Excerpted text
══════

MatryODShka: Real-time 6DoF Video View Synthesis using Multi-Sphere Images

Overview

MatryODShka: Real-time 6DoF Video View Synthesis using Multi-Sphere Images

Codes for the following paper:

MatryODShka: Real-time 6DoF Video View Synthesis using Multi-Sphere Images
Benjamin Attal, Selena Ling, Aaron Gokaslan, Christian Richardt, James Tompkin
ECCV 2020

High-level overview of approach.

See more at our project page.

If you use these codes, please cite:

@inproceedings{Attal:2020:ECCV,
    author    = "Benjamin Attal and Selena Ling and Aaron Gokaslan and Christian Richardt and James Tompkin",
    title     = "{MatryODShka}: Real-time {6DoF} Video View Synthesis using Multi-Sphere Images",
    booktitle = "European Conference on Computer Vision (ECCV)",
    month     = aug,
    year      = "2020",
    url       = "https://visual.cs.brown.edu/matryodshka"
}

Note that our codes are based on the code from the paper "Stereo Maginification: Learning View Synthesis using Multiplane Images" by Zhou et al. [1], and on the code from the paper "Pixel2mesh: Generating 3D Mesh Models from Single RGB Images." by Wang et al. [3]. Please also cite their work.

Setup

  • Create a conda environment from the matryodshka-gpu.yml file.
  • Run ./download_glob.sh to download the files needed for training and testing.
  • Download the dataset as in Section Replica dataset.

Training the model

See train.py for training the model.

  • To train with transform inverse regularization, use --transform_inverse_reg flag.

  • To train with CoordNet, use --coord_net flag.

  • To experiment with different losses (elpips or l2), use --which_loss flag.

    • To train with spherical weighting on loss maps, use --spherical_attention flag.
  • To train with graph convolution network (GCN), use --gcn flag. Note the particular GCN architecture definition we used is from the Pixel2Mesh repo [3].

  • The current scripts support training on Replica 360 and cubemap dataset and RealEstate10K dataset. Use --input_type to switch between these types of inputs (ODS, PP, REALESTATE_PP).

See scripts/train/*.sh for some sample scripts.

Testing the model

See test.py for testing the model with replica-360 test set.

  • When testing on video frames, e.g. test_video_640x320, include on_video in --test_type flag.
  • When testing on high-resolution images, include high_res in --test_type flag.

See scripts/test/*.sh for sample scripts.

Evaluation

See eval.py for evaluating the model, which saves the metric scores into a json file. We evaluate our models on

  • third-view reconstruction quality

    • See scripts/eval/*-reg.sh for a sample script.
  • frame-to-frame reconstruction differences on video sequences to evaluate the effect of transform inverse regularization on temporal consistency.

    • Include on_video when specifying the --eval_type flag.

══════

Direction A
Rewrite the listing from its first line through the line that contains "staticText: Current password [34,38,185,61]", replacing "special character" with "symbol" and keeping everything else the same.

══════

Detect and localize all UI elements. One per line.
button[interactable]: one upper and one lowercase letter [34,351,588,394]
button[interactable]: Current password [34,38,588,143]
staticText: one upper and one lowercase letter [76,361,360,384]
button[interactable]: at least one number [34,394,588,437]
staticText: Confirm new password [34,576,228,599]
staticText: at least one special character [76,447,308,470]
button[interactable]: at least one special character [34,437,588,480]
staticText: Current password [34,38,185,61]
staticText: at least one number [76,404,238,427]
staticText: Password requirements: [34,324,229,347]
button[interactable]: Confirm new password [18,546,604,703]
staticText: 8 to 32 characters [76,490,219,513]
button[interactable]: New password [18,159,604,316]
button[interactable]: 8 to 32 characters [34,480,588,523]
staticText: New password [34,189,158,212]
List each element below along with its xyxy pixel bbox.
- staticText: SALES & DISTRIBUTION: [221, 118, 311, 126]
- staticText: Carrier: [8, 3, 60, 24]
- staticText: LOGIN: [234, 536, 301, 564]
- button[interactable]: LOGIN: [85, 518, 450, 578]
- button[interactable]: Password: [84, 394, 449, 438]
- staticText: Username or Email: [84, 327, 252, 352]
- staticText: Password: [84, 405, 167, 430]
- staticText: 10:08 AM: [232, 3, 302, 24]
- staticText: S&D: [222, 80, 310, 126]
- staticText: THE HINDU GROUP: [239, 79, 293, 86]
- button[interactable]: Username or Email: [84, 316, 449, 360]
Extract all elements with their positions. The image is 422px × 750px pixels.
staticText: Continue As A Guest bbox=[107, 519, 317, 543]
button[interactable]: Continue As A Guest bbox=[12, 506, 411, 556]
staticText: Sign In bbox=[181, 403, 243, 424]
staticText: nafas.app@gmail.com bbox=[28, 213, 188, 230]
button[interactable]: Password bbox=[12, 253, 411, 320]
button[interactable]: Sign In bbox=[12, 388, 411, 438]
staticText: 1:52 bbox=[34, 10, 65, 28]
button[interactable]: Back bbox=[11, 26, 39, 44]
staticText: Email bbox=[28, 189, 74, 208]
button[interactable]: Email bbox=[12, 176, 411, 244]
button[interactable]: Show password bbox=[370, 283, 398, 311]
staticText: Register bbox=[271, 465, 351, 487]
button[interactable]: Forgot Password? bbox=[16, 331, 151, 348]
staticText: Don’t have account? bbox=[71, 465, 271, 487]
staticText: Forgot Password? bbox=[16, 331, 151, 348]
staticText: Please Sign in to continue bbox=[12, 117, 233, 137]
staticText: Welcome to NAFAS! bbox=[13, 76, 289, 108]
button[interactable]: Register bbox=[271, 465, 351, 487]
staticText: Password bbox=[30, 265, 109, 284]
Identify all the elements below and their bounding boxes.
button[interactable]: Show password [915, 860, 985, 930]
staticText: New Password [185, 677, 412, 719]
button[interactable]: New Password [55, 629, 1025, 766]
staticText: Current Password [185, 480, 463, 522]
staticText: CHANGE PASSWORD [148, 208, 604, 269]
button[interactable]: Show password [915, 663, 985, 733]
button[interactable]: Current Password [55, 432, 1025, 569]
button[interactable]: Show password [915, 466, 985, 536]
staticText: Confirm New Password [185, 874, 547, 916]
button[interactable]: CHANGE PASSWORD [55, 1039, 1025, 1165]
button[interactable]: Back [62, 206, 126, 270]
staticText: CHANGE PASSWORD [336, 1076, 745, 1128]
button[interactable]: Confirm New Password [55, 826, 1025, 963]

══════

Direction B
Answer these questions about the MatryODShka code text, one per line:
(i) Which flag enables training with CoordNet?
(ii) Which file is used to create the conda environment?
(iii) In what kind of file does eval.py save the metric scores?

Full solution A
Detect and localize all UI elements. One per line.
button[interactable]: one upper and one lowercase letter [34,351,588,394]
button[interactable]: Current password [34,38,588,143]
staticText: one upper and one lowercase letter [76,361,360,384]
button[interactable]: at least one number [34,394,588,437]
staticText: Confirm new password [34,576,228,599]
staticText: at least one symbol [76,447,308,470]
button[interactable]: at least one symbol [34,437,588,480]
staticText: Current password [34,38,185,61]

Full solution B
(i) --coord_net
(ii) matryodshka-gpu.yml
(iii) A json file